• _EXERCISE TASK_:
Identify every line in the records below that contains the word "gypsi", and copy each of those lines.

==========

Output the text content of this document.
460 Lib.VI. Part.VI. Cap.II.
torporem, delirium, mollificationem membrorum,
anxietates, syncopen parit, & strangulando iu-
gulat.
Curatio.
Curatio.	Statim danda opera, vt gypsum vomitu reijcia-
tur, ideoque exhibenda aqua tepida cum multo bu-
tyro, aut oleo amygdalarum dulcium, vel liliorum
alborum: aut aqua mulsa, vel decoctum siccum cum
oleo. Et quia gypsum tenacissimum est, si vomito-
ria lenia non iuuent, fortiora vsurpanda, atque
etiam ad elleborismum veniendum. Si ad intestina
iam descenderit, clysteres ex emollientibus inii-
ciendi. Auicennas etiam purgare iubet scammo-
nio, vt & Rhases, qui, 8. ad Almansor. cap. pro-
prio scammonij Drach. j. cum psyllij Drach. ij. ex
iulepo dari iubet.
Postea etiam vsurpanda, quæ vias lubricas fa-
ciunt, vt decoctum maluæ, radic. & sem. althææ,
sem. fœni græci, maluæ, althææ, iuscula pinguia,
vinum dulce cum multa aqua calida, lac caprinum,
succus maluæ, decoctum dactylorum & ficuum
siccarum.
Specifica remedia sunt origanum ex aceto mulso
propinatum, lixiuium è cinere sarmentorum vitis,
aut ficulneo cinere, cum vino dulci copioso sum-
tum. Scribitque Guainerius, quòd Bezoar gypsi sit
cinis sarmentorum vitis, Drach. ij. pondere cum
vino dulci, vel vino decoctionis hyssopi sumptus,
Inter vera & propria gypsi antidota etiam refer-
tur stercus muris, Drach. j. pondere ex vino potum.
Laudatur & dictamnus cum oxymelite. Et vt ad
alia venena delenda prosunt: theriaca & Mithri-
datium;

==========

• _OUTPUT OF THE TASK_:
tum. Scribitque Guainerius, quòd Bezoar gypsi sit
Inter vera & propria gypsi antidota etiam refer-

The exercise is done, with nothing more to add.